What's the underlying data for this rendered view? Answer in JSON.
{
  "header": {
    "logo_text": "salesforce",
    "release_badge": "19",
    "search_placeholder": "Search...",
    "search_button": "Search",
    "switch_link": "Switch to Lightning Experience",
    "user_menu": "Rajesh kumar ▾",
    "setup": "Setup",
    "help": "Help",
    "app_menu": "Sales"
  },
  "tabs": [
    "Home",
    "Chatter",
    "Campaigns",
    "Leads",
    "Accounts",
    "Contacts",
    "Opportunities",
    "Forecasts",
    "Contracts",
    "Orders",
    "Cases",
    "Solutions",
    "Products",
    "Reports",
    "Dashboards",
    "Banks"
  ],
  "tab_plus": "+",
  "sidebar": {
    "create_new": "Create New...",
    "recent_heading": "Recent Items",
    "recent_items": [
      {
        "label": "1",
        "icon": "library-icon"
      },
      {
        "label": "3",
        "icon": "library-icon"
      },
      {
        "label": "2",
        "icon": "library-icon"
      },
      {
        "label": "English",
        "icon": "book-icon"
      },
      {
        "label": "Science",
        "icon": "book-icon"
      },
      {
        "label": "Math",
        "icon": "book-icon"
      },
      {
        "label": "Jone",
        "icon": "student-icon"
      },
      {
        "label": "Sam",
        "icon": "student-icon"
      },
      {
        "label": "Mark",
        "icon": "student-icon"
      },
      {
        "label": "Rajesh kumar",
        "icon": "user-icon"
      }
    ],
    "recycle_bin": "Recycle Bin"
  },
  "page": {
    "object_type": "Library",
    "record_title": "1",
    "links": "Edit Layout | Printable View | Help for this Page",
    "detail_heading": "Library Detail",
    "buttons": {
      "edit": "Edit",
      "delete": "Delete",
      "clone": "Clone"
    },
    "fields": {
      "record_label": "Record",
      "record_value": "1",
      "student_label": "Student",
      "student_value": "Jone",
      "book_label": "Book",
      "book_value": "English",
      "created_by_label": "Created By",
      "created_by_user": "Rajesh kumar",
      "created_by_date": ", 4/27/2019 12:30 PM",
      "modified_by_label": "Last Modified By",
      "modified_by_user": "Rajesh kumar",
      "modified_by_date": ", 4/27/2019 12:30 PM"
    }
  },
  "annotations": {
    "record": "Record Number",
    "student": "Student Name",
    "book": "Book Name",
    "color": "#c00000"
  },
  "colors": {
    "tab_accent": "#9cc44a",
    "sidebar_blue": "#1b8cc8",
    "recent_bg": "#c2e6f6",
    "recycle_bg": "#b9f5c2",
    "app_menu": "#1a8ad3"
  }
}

• • • •

> **Given request**: Reproduce every entry shown above, precisely as it stands.

> **Task output**:
What's the underlying data for this rendered view? Answer in JSON.
{
  "header": {
    "logo_text": "salesforce",
    "release_badge": "19",
    "search_placeholder": "Search...",
    "search_button": "Search",
    "switch_link": "Switch to Lightning Experience",
    "user_menu": "Rajesh kumar ▾",
    "setup": "Setup",
    "help": "Help",
    "app_menu": "Sales"
  },
  "tabs": [
    "Home",
    "Chatter",
    "Campaigns",
    "Leads",
    "Accounts",
    "Contacts",
    "Opportunities",
    "Forecasts",
    "Contracts",
    "Orders",
    "Cases",
    "Solutions",
    "Products",
    "Reports",
    "Dashboards",
    "Banks"
  ],
  "tab_plus": "+",
  "sidebar": {
    "create_new": "Create New...",
    "recent_heading": "Recent Items",
    "recent_items": [
      {
        "label": "1",
        "icon": "library-icon"
      },
      {
        "label": "3",
        "icon": "library-icon"
      },
      {
        "label": "2",
        "icon": "library-icon"
      },
      {
        "label": "English",
        "icon": "book-icon"
      },
      {
        "label": "Science",
        "icon": "book-icon"
      },
      {
        "label": "Math",
        "icon": "book-icon"
      },
      {
        "label": "Jone",
        "icon": "student-icon"
      },
      {
        "label": "Sam",
        "icon": "student-icon"
      },
      {
        "label": "Mark",
        "icon": "student-icon"
      },
      {
        "label": "Rajesh kumar",
        "icon": "user-icon"
      }
    ],
    "recycle_bin": "Recycle Bin"
  },
  "page": {
    "object_type": "Library",
    "record_title": "1",
    "links": "Edit Layout | Printable View | Help for this Page",
    "detail_heading": "Library Detail",
    "buttons": {
      "edit": "Edit",
      "delete": "Delete",
      "clone": "Clone"
    },
    "fields": {
      "record_label": "Record",
      "record_value": "1",
      "student_label": "Student",
      "student_value": "Jone",
      "book_label": "Book",
      "book_value": "English",
      "created_by_label": "Created By",
      "created_by_user": "Rajesh kumar",
      "created_by_date": ", 4/27/2019 12:30 PM",
      "modified_by_label": "Last Modified By",
      "modified_by_user": "Rajesh kumar",
      "modified_by_date": ", 4/27/2019 12:30 PM"
    }
  },
  "annotations": {
    "record": "Record Number",
    "student": "Student Name",
    "book": "Book Name",
    "color": "#c00000"
  },
  "colors": {
    "tab_accent": "#9cc44a",
    "sidebar_blue": "#1b8cc8",
    "recent_bg": "#c2e6f6",
    "recycle_bg": "#b9f5c2",
    "app_menu": "#1a8ad3"
  }
}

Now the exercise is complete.